:: STORED RECORDS
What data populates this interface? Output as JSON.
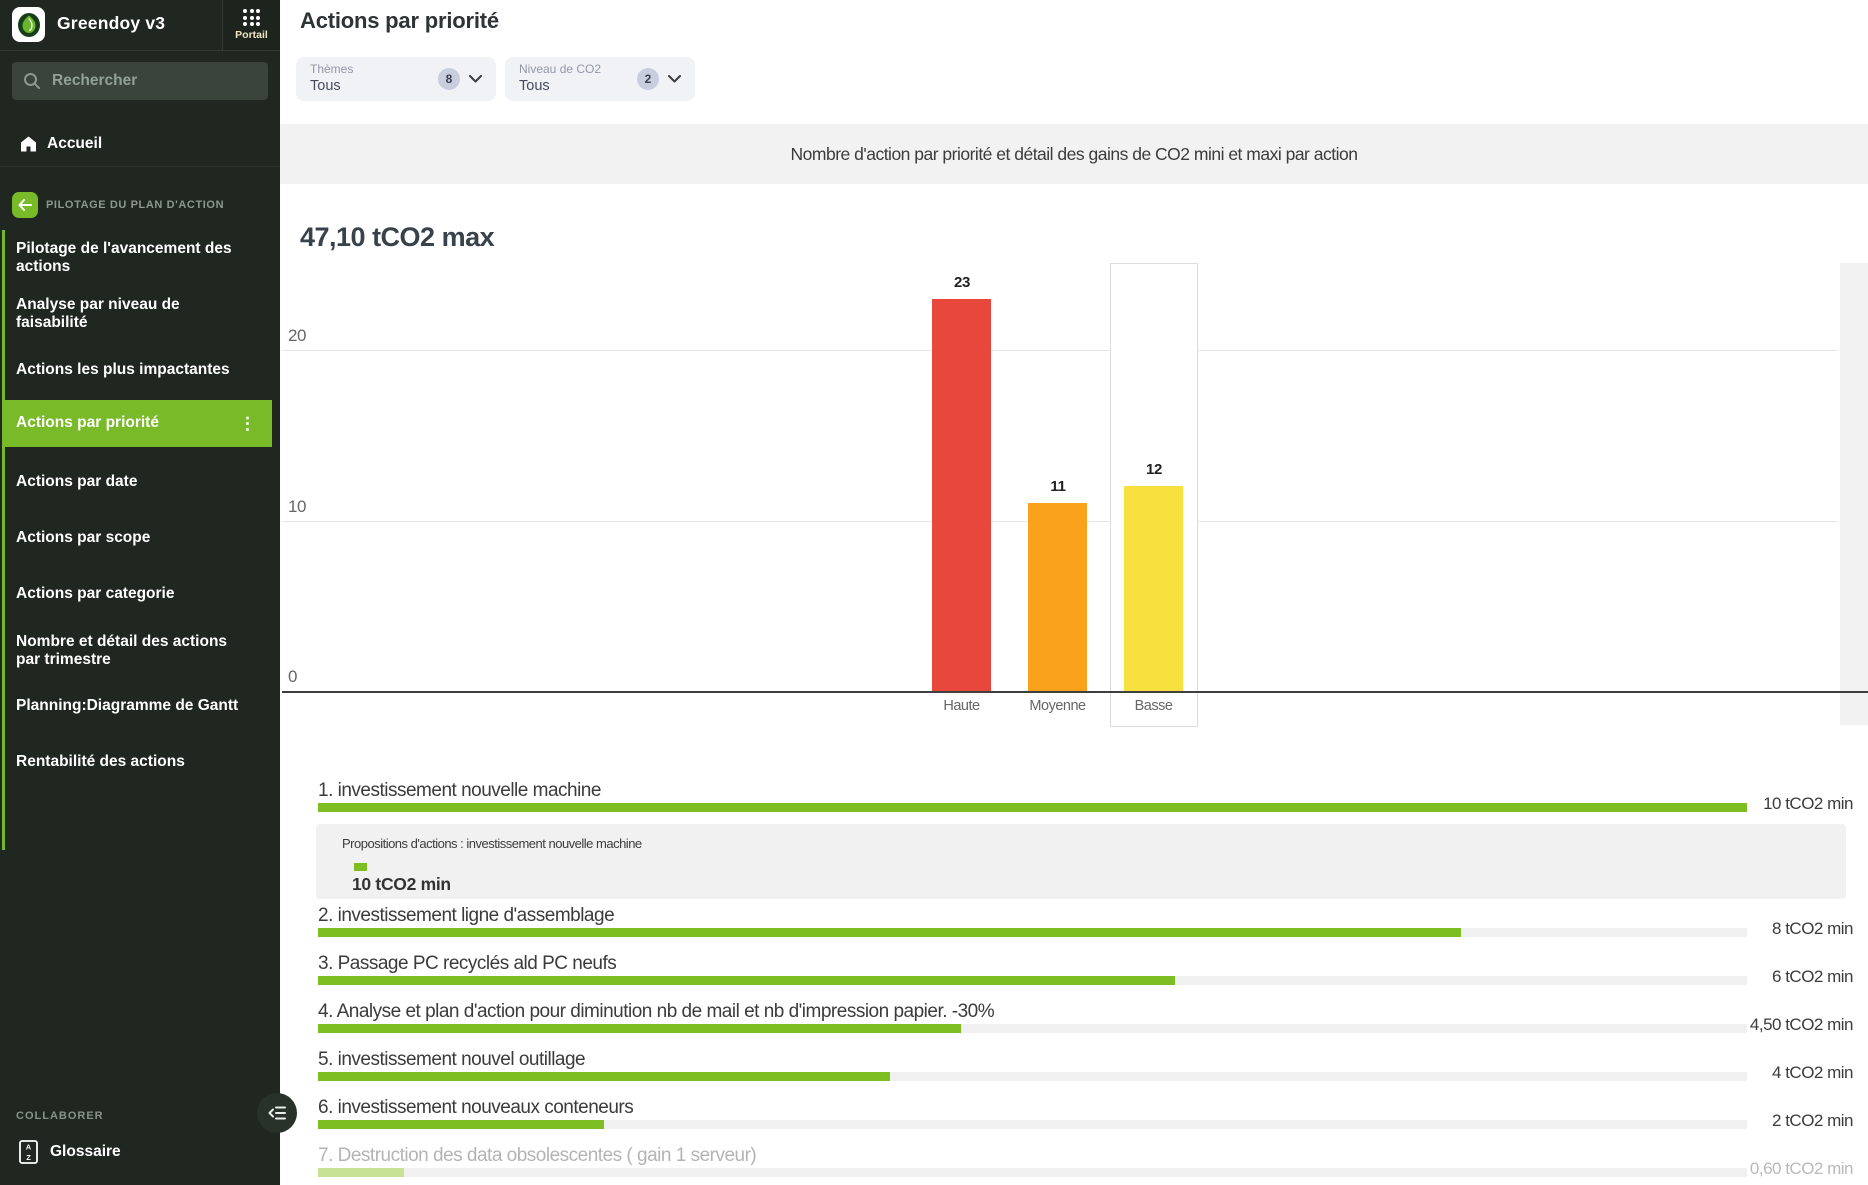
{
  "sidebar": {
    "app_title": "Greendoy v3",
    "portal_label": "Portail",
    "search_placeholder": "Rechercher",
    "home_label": "Accueil",
    "section_label": "PILOTAGE DU PLAN D'ACTION",
    "menu_items": [
      {
        "label": "Pilotage de l'avancement des actions",
        "selected": false
      },
      {
        "label": "Analyse par niveau de faisabilité",
        "selected": false
      },
      {
        "label": "Actions les plus impactantes",
        "selected": false
      },
      {
        "label": "Actions par priorité",
        "selected": true
      },
      {
        "label": "Actions par date",
        "selected": false
      },
      {
        "label": "Actions par scope",
        "selected": false
      },
      {
        "label": "Actions par categorie",
        "selected": false
      },
      {
        "label": "Nombre et détail des actions par trimestre",
        "selected": false
      },
      {
        "label": "Planning:Diagramme de Gantt",
        "selected": false
      },
      {
        "label": "Rentabilité des actions",
        "selected": false
      }
    ],
    "footer_section": "COLLABORER",
    "glossary_label": "Glossaire"
  },
  "header": {
    "title": "Actions par priorité"
  },
  "filters": [
    {
      "label": "Thèmes",
      "value": "Tous",
      "count": "8"
    },
    {
      "label": "Niveau de CO2",
      "value": "Tous",
      "count": "2"
    }
  ],
  "chart_data": [
    {
      "type": "bar",
      "title": "47,10 tCO2 max",
      "subtitle": "Nombre d'action par priorité et détail des gains de CO2 mini et maxi par action",
      "categories": [
        "Haute",
        "Moyenne",
        "Basse"
      ],
      "values": [
        23,
        11,
        12
      ],
      "colors": [
        "#e8473c",
        "#faa21b",
        "#f8e13e"
      ],
      "ylim": [
        0,
        25
      ],
      "yticks": [
        0,
        10,
        20
      ],
      "selected_category_index": 2,
      "grid": true,
      "legend": "none"
    },
    {
      "type": "bar",
      "orientation": "horizontal",
      "max_value": 10,
      "bar_color": "#7dbe23",
      "items": [
        {
          "label": "1. investissement nouvelle machine",
          "value": 10,
          "value_label": "10 tCO2 min",
          "dimmed": false
        },
        {
          "label": "2. investissement ligne d'assemblage",
          "value": 8,
          "value_label": "8 tCO2 min",
          "dimmed": false
        },
        {
          "label": "3. Passage PC recyclés ald PC neufs",
          "value": 6,
          "value_label": "6 tCO2 min",
          "dimmed": false
        },
        {
          "label": "4. Analyse et plan d'action pour diminution nb de mail et nb d'impression papier. -30%",
          "value": 4.5,
          "value_label": "4,50 tCO2 min",
          "dimmed": false
        },
        {
          "label": "5. investissement nouvel outillage",
          "value": 4,
          "value_label": "4 tCO2 min",
          "dimmed": false
        },
        {
          "label": "6. investissement nouveaux conteneurs",
          "value": 2,
          "value_label": "2 tCO2 min",
          "dimmed": false
        },
        {
          "label": "7. Destruction des data obsolescentes ( gain 1 serveur)",
          "value": 0.6,
          "value_label": "0,60 tCO2 min",
          "dimmed": true
        }
      ]
    }
  ],
  "tooltip": {
    "header": "Propositions d'actions : investissement nouvelle machine",
    "value": "10 tCO2 min"
  },
  "colors": {
    "accent_green": "#79ba28",
    "sidebar_bg": "#1f2720",
    "bar_green": "#7dbe23",
    "priority_high": "#e8473c",
    "priority_medium": "#faa21b",
    "priority_low": "#f8e13e"
  },
  "icons": {
    "logo": "leaf-drop",
    "portal": "grid-3x3-dots",
    "search": "magnifier",
    "home": "house",
    "back": "arrow-left",
    "selected_menu": "kebab-vertical",
    "glossary": "az-book",
    "collapse": "collapse-left",
    "filter": "chevron-down"
  }
}
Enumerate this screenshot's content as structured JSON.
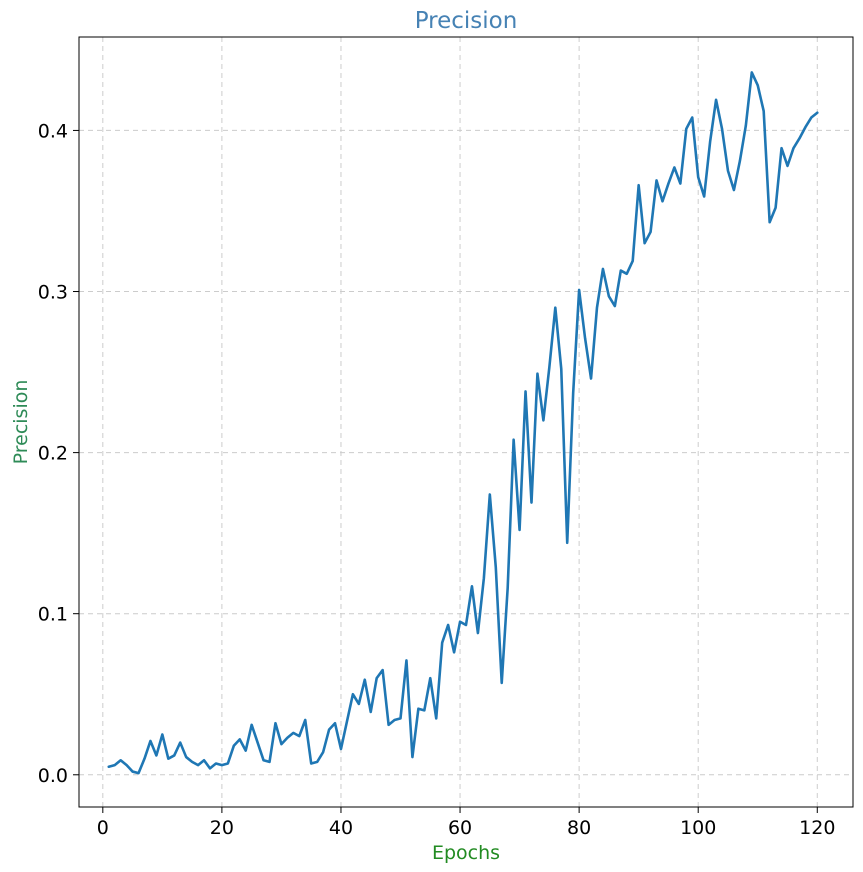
{
  "chart_data": {
    "type": "line",
    "title": "Precision",
    "xlabel": "Epochs",
    "ylabel": "Precision",
    "xlim": [
      -4,
      126
    ],
    "ylim": [
      -0.02,
      0.458
    ],
    "xticks": [
      0,
      20,
      40,
      60,
      80,
      100,
      120
    ],
    "yticks": [
      0.0,
      0.1,
      0.2,
      0.3,
      0.4
    ],
    "ytick_labels": [
      "0.0",
      "0.1",
      "0.2",
      "0.3",
      "0.4"
    ],
    "grid": true,
    "legend": "none",
    "colors": {
      "line": "#1f77b4",
      "title": "#4682b4",
      "xlabel": "#228b22",
      "ylabel": "#2e8b57",
      "grid": "#cccccc"
    },
    "series": [
      {
        "x": [
          1,
          2,
          3,
          4,
          5,
          6,
          7,
          8,
          9,
          10,
          11,
          12,
          13,
          14,
          15,
          16,
          17,
          18,
          19,
          20,
          21,
          22,
          23,
          24,
          25,
          26,
          27,
          28,
          29,
          30,
          31,
          32,
          33,
          34,
          35,
          36,
          37,
          38,
          39,
          40,
          41,
          42,
          43,
          44,
          45,
          46,
          47,
          48,
          49,
          50,
          51,
          52,
          53,
          54,
          55,
          56,
          57,
          58,
          59,
          60,
          61,
          62,
          63,
          64,
          65,
          66,
          67,
          68,
          69,
          70,
          71,
          72,
          73,
          74,
          75,
          76,
          77,
          78,
          79,
          80,
          81,
          82,
          83,
          84,
          85,
          86,
          87,
          88,
          89,
          90,
          91,
          92,
          93,
          94,
          95,
          96,
          97,
          98,
          99,
          100,
          101,
          102,
          103,
          104,
          105,
          106,
          107,
          108,
          109,
          110,
          111,
          112,
          113,
          114,
          115,
          116,
          117,
          118,
          119,
          120
        ],
        "y": [
          0.005,
          0.006,
          0.009,
          0.006,
          0.002,
          0.001,
          0.01,
          0.021,
          0.012,
          0.025,
          0.01,
          0.012,
          0.02,
          0.011,
          0.008,
          0.006,
          0.009,
          0.004,
          0.007,
          0.006,
          0.007,
          0.018,
          0.022,
          0.015,
          0.031,
          0.02,
          0.009,
          0.008,
          0.032,
          0.019,
          0.023,
          0.026,
          0.024,
          0.034,
          0.007,
          0.008,
          0.014,
          0.028,
          0.032,
          0.016,
          0.033,
          0.05,
          0.044,
          0.059,
          0.039,
          0.06,
          0.065,
          0.031,
          0.034,
          0.035,
          0.071,
          0.011,
          0.041,
          0.04,
          0.06,
          0.035,
          0.082,
          0.093,
          0.076,
          0.095,
          0.093,
          0.117,
          0.088,
          0.122,
          0.174,
          0.129,
          0.057,
          0.116,
          0.208,
          0.152,
          0.238,
          0.169,
          0.249,
          0.22,
          0.253,
          0.29,
          0.252,
          0.144,
          0.237,
          0.301,
          0.271,
          0.246,
          0.29,
          0.314,
          0.297,
          0.291,
          0.313,
          0.311,
          0.319,
          0.366,
          0.33,
          0.337,
          0.369,
          0.356,
          0.367,
          0.377,
          0.367,
          0.401,
          0.408,
          0.371,
          0.359,
          0.393,
          0.419,
          0.401,
          0.375,
          0.363,
          0.381,
          0.403,
          0.436,
          0.428,
          0.412,
          0.343,
          0.352,
          0.389,
          0.378,
          0.389,
          0.395,
          0.402,
          0.408,
          0.411
        ]
      }
    ]
  }
}
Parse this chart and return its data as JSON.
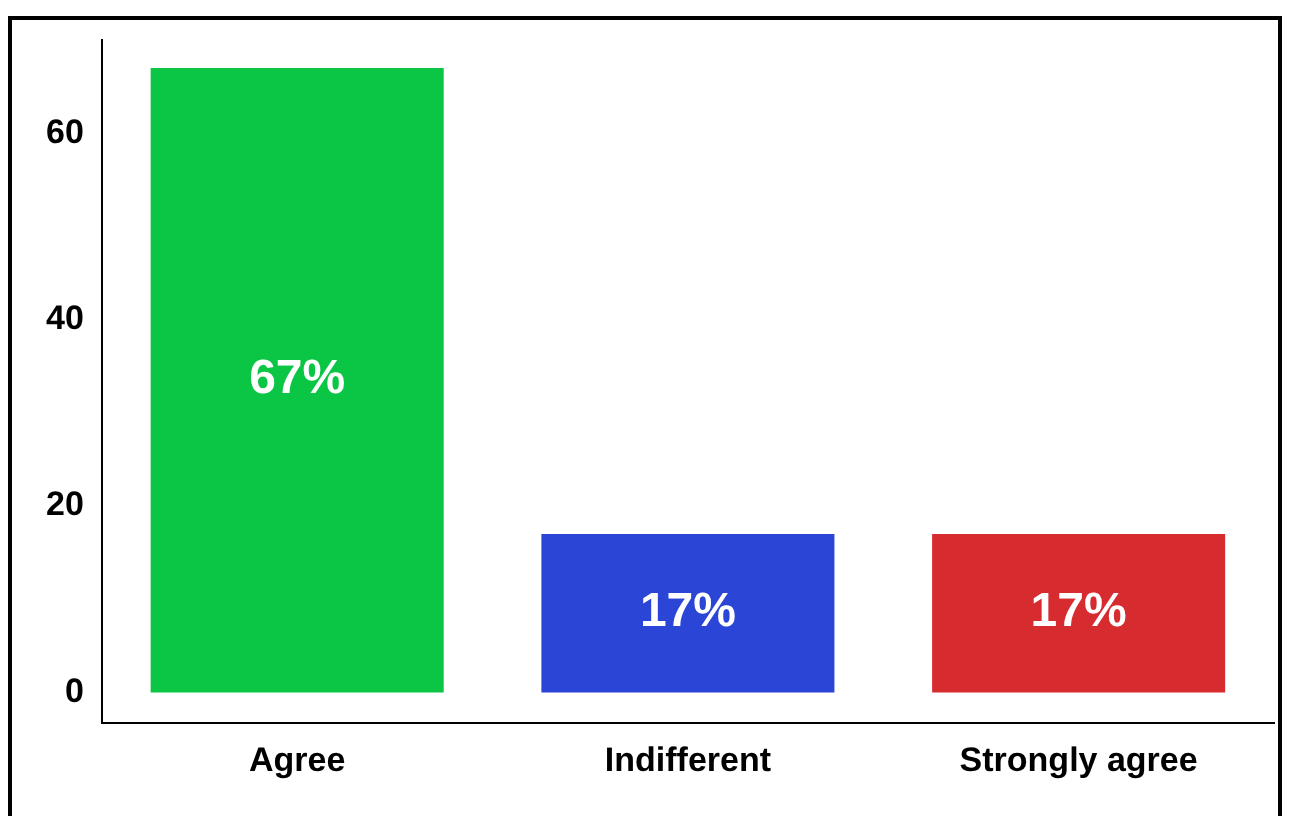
::::
**EXERCISE PROMPT**
Output each line exactly; omit every picture.

**EXERCISE OUTPUT**
What data populates this interface? Output as JSON.
{
  "sidebar": {
    "app_title": "Greendoy v3",
    "portal_label": "Portail",
    "search_placeholder": "Rechercher",
    "home_label": "Accueil",
    "section_label": "PILOTAGE DU PLAN D'ACTION",
    "menu_items": [
      {
        "label": "Pilotage de l'avancement des actions",
        "selected": false
      },
      {
        "label": "Analyse par niveau de faisabilité",
        "selected": false
      },
      {
        "label": "Actions les plus impactantes",
        "selected": false
      },
      {
        "label": "Actions par priorité",
        "selected": true
      },
      {
        "label": "Actions par date",
        "selected": false
      },
      {
        "label": "Actions par scope",
        "selected": false
      },
      {
        "label": "Actions par categorie",
        "selected": false
      },
      {
        "label": "Nombre et détail des actions par trimestre",
        "selected": false
      },
      {
        "label": "Planning:Diagramme de Gantt",
        "selected": false
      },
      {
        "label": "Rentabilité des actions",
        "selected": false
      }
    ],
    "footer_section": "COLLABORER",
    "glossary_label": "Glossaire"
  },
  "header": {
    "title": "Actions par priorité"
  },
  "filters": [
    {
      "label": "Thèmes",
      "value": "Tous",
      "count": "8"
    },
    {
      "label": "Niveau de CO2",
      "value": "Tous",
      "count": "2"
    }
  ],
  "chart_data": [
    {
      "type": "bar",
      "title": "47,10 tCO2 max",
      "subtitle": "Nombre d'action par priorité et détail des gains de CO2 mini et maxi par action",
      "categories": [
        "Haute",
        "Moyenne",
        "Basse"
      ],
      "values": [
        23,
        11,
        12
      ],
      "colors": [
        "#e8473c",
        "#faa21b",
        "#f8e13e"
      ],
      "ylim": [
        0,
        25
      ],
      "yticks": [
        0,
        10,
        20
      ],
      "selected_category_index": 2,
      "grid": true,
      "legend": "none"
    },
    {
      "type": "bar",
      "orientation": "horizontal",
      "max_value": 10,
      "bar_color": "#7dbe23",
      "items": [
        {
          "label": "1. investissement nouvelle machine",
          "value": 10,
          "value_label": "10 tCO2 min",
          "dimmed": false
        },
        {
          "label": "2. investissement ligne d'assemblage",
          "value": 8,
          "value_label": "8 tCO2 min",
          "dimmed": false
        },
        {
          "label": "3. Passage PC recyclés ald PC neufs",
          "value": 6,
          "value_label": "6 tCO2 min",
          "dimmed": false
        },
        {
          "label": "4. Analyse et plan d'action pour diminution nb de mail et nb d'impression papier. -30%",
          "value": 4.5,
          "value_label": "4,50 tCO2 min",
          "dimmed": false
        },
        {
          "label": "5. investissement nouvel outillage",
          "value": 4,
          "value_label": "4 tCO2 min",
          "dimmed": false
        },
        {
          "label": "6. investissement nouveaux conteneurs",
          "value": 2,
          "value_label": "2 tCO2 min",
          "dimmed": false
        },
        {
          "label": "7. Destruction des data obsolescentes ( gain 1 serveur)",
          "value": 0.6,
          "value_label": "0,60 tCO2 min",
          "dimmed": true
        }
      ]
    }
  ],
  "tooltip": {
    "header": "Propositions d'actions : investissement nouvelle machine",
    "value": "10 tCO2 min"
  },
  "colors": {
    "accent_green": "#79ba28",
    "sidebar_bg": "#1f2720",
    "bar_green": "#7dbe23",
    "priority_high": "#e8473c",
    "priority_medium": "#faa21b",
    "priority_low": "#f8e13e"
  },
  "icons": {
    "logo": "leaf-drop",
    "portal": "grid-3x3-dots",
    "search": "magnifier",
    "home": "house",
    "back": "arrow-left",
    "selected_menu": "kebab-vertical",
    "glossary": "az-book",
    "collapse": "collapse-left",
    "filter": "chevron-down"
  }
}
Enumerate this screenshot's content as structured JSON.
{
  "chart_data": {
    "type": "line",
    "title": "Precision",
    "xlabel": "Epochs",
    "ylabel": "Precision",
    "xlim": [
      -4,
      126
    ],
    "ylim": [
      -0.02,
      0.458
    ],
    "xticks": [
      0,
      20,
      40,
      60,
      80,
      100,
      120
    ],
    "yticks": [
      0.0,
      0.1,
      0.2,
      0.3,
      0.4
    ],
    "ytick_labels": [
      "0.0",
      "0.1",
      "0.2",
      "0.3",
      "0.4"
    ],
    "grid": true,
    "legend": "none",
    "colors": {
      "line": "#1f77b4",
      "title": "#4682b4",
      "xlabel": "#228b22",
      "ylabel": "#2e8b57",
      "grid": "#cccccc"
    },
    "series": [
      {
        "x": [
          1,
          2,
          3,
          4,
          5,
          6,
          7,
          8,
          9,
          10,
          11,
          12,
          13,
          14,
          15,
          16,
          17,
          18,
          19,
          20,
          21,
          22,
          23,
          24,
          25,
          26,
          27,
          28,
          29,
          30,
          31,
          32,
          33,
          34,
          35,
          36,
          37,
          38,
          39,
          40,
          41,
          42,
          43,
          44,
          45,
          46,
          47,
          48,
          49,
          50,
          51,
          52,
          53,
          54,
          55,
          56,
          57,
          58,
          59,
          60,
          61,
          62,
          63,
          64,
          65,
          66,
          67,
          68,
          69,
          70,
          71,
          72,
          73,
          74,
          75,
          76,
          77,
          78,
          79,
          80,
          81,
          82,
          83,
          84,
          85,
          86,
          87,
          88,
          89,
          90,
          91,
          92,
          93,
          94,
          95,
          96,
          97,
          98,
          99,
          100,
          101,
          102,
          103,
          104,
          105,
          106,
          107,
          108,
          109,
          110,
          111,
          112,
          113,
          114,
          115,
          116,
          117,
          118,
          119,
          120
        ],
        "y": [
          0.005,
          0.006,
          0.009,
          0.006,
          0.002,
          0.001,
          0.01,
          0.021,
          0.012,
          0.025,
          0.01,
          0.012,
          0.02,
          0.011,
          0.008,
          0.006,
          0.009,
          0.004,
          0.007,
          0.006,
          0.007,
          0.018,
          0.022,
          0.015,
          0.031,
          0.02,
          0.009,
          0.008,
          0.032,
          0.019,
          0.023,
          0.026,
          0.024,
          0.034,
          0.007,
          0.008,
          0.014,
          0.028,
          0.032,
          0.016,
          0.033,
          0.05,
          0.044,
          0.059,
          0.039,
          0.06,
          0.065,
          0.031,
          0.034,
          0.035,
          0.071,
          0.011,
          0.041,
          0.04,
          0.06,
          0.035,
          0.082,
          0.093,
          0.076,
          0.095,
          0.093,
          0.117,
          0.088,
          0.122,
          0.174,
          0.129,
          0.057,
          0.116,
          0.208,
          0.152,
          0.238,
          0.169,
          0.249,
          0.22,
          0.253,
          0.29,
          0.252,
          0.144,
          0.237,
          0.301,
          0.271,
          0.246,
          0.29,
          0.314,
          0.297,
          0.291,
          0.313,
          0.311,
          0.319,
          0.366,
          0.33,
          0.337,
          0.369,
          0.356,
          0.367,
          0.377,
          0.367,
          0.401,
          0.408,
          0.371,
          0.359,
          0.393,
          0.419,
          0.401,
          0.375,
          0.363,
          0.381,
          0.403,
          0.436,
          0.428,
          0.412,
          0.343,
          0.352,
          0.389,
          0.378,
          0.389,
          0.395,
          0.402,
          0.408,
          0.411
        ]
      }
    ]
  }
}
Parse this chart and return its data as JSON.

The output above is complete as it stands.